#### Exercise details:
Give an exact transcription of every line, dropping the images.
** start Information shown **
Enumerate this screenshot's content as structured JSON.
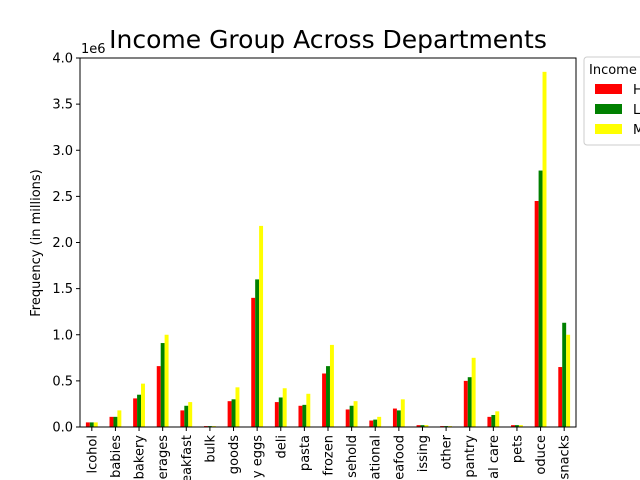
{
  "chart_data": {
    "type": "bar",
    "title": "Income Group Across Departments",
    "ylabel": "Frequency (in millions)",
    "xlabel": "",
    "scale_note": "1e6",
    "ylim": [
      0,
      4.0
    ],
    "yticks": [
      "0.0",
      "0.5",
      "1.0",
      "1.5",
      "2.0",
      "2.5",
      "3.0",
      "3.5",
      "4.0"
    ],
    "grid": false,
    "legend": {
      "title": "Income",
      "placement": "outside top-right",
      "entries": [
        "H",
        "L",
        "M"
      ]
    },
    "categories": [
      "lcohol",
      "babies",
      "bakery",
      "erages",
      "eakfast",
      "bulk",
      "goods",
      "y eggs",
      "deli",
      "pasta",
      "frozen",
      "sehold",
      "ational",
      "eafood",
      "issing",
      "other",
      "pantry",
      "al care",
      "pets",
      "oduce",
      "snacks"
    ],
    "series": [
      {
        "name": "H",
        "color": "#ff0000",
        "values": [
          0.05,
          0.11,
          0.31,
          0.66,
          0.18,
          0.01,
          0.28,
          1.4,
          0.27,
          0.23,
          0.58,
          0.19,
          0.07,
          0.2,
          0.02,
          0.01,
          0.5,
          0.11,
          0.02,
          2.45,
          0.65
        ]
      },
      {
        "name": "L",
        "color": "#008000",
        "values": [
          0.05,
          0.11,
          0.35,
          0.91,
          0.23,
          0.01,
          0.3,
          1.6,
          0.32,
          0.24,
          0.66,
          0.23,
          0.08,
          0.18,
          0.02,
          0.01,
          0.54,
          0.13,
          0.02,
          2.78,
          1.13
        ]
      },
      {
        "name": "M",
        "color": "#ffff00",
        "values": [
          0.05,
          0.18,
          0.47,
          1.0,
          0.27,
          0.01,
          0.43,
          2.18,
          0.42,
          0.36,
          0.89,
          0.28,
          0.11,
          0.3,
          0.02,
          0.01,
          0.75,
          0.17,
          0.02,
          3.85,
          1.0
        ]
      }
    ]
  }
}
** end Information shown **
#### Complete answer:
Enumerate this screenshot's content as structured JSON.
{
  "chart_data": {
    "type": "bar",
    "title": "Income Group Across Departments",
    "ylabel": "Frequency (in millions)",
    "xlabel": "",
    "scale_note": "1e6",
    "ylim": [
      0,
      4.0
    ],
    "yticks": [
      "0.0",
      "0.5",
      "1.0",
      "1.5",
      "2.0",
      "2.5",
      "3.0",
      "3.5",
      "4.0"
    ],
    "grid": false,
    "legend": {
      "title": "Income",
      "placement": "outside top-right",
      "entries": [
        "H",
        "L",
        "M"
      ]
    },
    "categories": [
      "lcohol",
      "babies",
      "bakery",
      "erages",
      "eakfast",
      "bulk",
      "goods",
      "y eggs",
      "deli",
      "pasta",
      "frozen",
      "sehold",
      "ational",
      "eafood",
      "issing",
      "other",
      "pantry",
      "al care",
      "pets",
      "oduce",
      "snacks"
    ],
    "series": [
      {
        "name": "H",
        "color": "#ff0000",
        "values": [
          0.05,
          0.11,
          0.31,
          0.66,
          0.18,
          0.01,
          0.28,
          1.4,
          0.27,
          0.23,
          0.58,
          0.19,
          0.07,
          0.2,
          0.02,
          0.01,
          0.5,
          0.11,
          0.02,
          2.45,
          0.65
        ]
      },
      {
        "name": "L",
        "color": "#008000",
        "values": [
          0.05,
          0.11,
          0.35,
          0.91,
          0.23,
          0.01,
          0.3,
          1.6,
          0.32,
          0.24,
          0.66,
          0.23,
          0.08,
          0.18,
          0.02,
          0.01,
          0.54,
          0.13,
          0.02,
          2.78,
          1.13
        ]
      },
      {
        "name": "M",
        "color": "#ffff00",
        "values": [
          0.05,
          0.18,
          0.47,
          1.0,
          0.27,
          0.01,
          0.43,
          2.18,
          0.42,
          0.36,
          0.89,
          0.28,
          0.11,
          0.3,
          0.02,
          0.01,
          0.75,
          0.17,
          0.02,
          3.85,
          1.0
        ]
      }
    ]
  }
}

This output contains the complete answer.